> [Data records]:
◆ ◆ ◆ ◆ ◆

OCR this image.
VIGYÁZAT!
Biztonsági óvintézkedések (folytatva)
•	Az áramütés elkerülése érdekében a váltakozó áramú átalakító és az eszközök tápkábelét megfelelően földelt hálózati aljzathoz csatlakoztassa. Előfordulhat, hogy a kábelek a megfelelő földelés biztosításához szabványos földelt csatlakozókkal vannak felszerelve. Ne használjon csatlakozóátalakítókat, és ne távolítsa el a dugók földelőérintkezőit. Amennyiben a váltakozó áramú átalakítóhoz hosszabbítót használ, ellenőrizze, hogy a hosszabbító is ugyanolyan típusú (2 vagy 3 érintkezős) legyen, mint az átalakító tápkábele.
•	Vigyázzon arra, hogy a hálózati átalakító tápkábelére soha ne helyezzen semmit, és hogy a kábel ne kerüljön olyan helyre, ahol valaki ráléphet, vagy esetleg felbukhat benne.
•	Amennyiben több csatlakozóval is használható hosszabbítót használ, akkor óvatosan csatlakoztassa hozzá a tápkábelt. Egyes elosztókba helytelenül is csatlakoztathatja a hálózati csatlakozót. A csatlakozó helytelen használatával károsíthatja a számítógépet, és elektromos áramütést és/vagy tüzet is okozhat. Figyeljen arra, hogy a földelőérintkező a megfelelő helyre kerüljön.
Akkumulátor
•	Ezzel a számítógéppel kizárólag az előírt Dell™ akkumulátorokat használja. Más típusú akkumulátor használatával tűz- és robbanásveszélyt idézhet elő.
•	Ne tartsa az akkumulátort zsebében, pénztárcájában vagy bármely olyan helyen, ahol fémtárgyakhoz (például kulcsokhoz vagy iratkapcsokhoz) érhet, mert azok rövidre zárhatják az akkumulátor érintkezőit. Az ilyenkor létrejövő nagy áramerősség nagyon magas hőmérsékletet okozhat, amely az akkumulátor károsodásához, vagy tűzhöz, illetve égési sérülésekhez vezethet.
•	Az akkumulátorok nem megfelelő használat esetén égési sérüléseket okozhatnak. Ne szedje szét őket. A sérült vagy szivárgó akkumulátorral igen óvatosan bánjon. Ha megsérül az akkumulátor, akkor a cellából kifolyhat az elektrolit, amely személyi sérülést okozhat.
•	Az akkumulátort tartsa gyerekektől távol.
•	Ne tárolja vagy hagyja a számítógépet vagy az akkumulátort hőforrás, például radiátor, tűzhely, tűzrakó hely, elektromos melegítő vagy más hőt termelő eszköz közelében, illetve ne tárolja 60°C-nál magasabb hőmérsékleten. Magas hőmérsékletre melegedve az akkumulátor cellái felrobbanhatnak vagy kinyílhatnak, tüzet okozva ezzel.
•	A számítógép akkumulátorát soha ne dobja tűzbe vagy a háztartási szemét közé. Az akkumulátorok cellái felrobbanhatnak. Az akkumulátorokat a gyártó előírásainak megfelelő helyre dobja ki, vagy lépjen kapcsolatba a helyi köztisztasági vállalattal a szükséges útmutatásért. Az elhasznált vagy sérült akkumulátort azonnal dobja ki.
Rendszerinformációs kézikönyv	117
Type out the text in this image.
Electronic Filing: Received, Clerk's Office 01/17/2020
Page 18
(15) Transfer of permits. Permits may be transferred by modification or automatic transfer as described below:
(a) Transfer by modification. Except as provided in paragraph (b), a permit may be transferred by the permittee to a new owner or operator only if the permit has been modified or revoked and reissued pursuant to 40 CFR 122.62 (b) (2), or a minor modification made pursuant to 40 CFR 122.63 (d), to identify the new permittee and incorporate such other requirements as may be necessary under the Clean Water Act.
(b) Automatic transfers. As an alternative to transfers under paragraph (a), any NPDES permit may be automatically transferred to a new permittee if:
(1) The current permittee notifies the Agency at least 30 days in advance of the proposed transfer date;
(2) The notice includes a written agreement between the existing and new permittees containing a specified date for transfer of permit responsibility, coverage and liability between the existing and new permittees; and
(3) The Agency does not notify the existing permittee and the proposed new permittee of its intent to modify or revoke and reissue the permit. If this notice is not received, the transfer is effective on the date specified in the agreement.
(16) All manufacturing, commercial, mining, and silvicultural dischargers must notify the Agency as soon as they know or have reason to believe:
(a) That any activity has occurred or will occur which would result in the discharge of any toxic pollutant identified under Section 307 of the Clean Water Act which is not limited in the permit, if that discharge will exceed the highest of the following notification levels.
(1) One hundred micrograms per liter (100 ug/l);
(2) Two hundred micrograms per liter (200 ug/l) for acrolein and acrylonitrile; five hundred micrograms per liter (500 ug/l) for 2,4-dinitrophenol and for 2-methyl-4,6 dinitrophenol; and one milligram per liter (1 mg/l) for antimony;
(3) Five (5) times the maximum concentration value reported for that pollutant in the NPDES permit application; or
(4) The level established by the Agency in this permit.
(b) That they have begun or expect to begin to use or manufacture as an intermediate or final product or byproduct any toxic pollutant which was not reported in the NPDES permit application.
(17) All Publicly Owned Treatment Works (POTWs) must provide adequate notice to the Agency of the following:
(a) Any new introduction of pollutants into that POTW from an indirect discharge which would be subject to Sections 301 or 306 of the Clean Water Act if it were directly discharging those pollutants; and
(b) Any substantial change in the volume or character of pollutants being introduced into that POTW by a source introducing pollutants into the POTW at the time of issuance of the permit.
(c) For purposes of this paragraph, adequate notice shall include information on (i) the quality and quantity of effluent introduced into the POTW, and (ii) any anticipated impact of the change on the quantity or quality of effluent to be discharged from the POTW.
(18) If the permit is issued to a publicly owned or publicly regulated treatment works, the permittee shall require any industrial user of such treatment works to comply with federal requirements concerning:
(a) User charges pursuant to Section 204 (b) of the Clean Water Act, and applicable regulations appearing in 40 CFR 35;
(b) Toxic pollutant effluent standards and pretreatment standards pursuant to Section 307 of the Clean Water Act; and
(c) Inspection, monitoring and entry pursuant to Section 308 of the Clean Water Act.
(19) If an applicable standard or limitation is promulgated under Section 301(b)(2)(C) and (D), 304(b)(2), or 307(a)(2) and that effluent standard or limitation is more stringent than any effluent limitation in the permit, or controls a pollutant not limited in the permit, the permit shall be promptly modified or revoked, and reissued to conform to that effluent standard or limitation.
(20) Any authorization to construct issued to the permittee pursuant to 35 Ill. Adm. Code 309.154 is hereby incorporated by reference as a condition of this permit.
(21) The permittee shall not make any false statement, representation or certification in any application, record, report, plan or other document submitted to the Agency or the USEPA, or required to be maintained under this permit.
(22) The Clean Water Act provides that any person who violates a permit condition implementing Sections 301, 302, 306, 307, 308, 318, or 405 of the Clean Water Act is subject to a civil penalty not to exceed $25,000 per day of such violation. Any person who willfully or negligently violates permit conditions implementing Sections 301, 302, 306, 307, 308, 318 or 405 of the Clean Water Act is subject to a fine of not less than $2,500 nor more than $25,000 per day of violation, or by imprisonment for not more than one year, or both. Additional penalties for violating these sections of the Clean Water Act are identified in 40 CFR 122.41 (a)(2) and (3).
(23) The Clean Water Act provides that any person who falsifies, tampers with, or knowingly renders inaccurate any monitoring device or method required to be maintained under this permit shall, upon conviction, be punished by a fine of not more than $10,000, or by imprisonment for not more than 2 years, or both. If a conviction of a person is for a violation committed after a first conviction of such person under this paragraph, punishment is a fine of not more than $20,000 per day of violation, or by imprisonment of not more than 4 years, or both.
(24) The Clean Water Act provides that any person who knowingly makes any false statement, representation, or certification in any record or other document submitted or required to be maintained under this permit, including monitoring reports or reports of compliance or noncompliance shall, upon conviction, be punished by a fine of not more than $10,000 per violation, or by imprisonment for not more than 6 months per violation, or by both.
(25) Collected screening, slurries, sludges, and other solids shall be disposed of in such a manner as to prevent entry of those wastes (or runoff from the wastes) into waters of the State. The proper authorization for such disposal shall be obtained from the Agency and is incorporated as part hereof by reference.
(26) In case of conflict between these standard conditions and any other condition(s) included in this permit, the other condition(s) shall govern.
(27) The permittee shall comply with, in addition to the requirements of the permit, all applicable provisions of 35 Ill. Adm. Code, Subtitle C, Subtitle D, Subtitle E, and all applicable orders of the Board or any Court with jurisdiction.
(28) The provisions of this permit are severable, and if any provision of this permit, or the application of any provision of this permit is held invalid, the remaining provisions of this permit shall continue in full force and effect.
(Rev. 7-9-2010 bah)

◆ ◆ ◆ ◆ ◆

> [REQUIREMENTS]: Every line above that contains the word "image" should be reported.

> [REPLY]:
OCR this image.
Type out the text in this image.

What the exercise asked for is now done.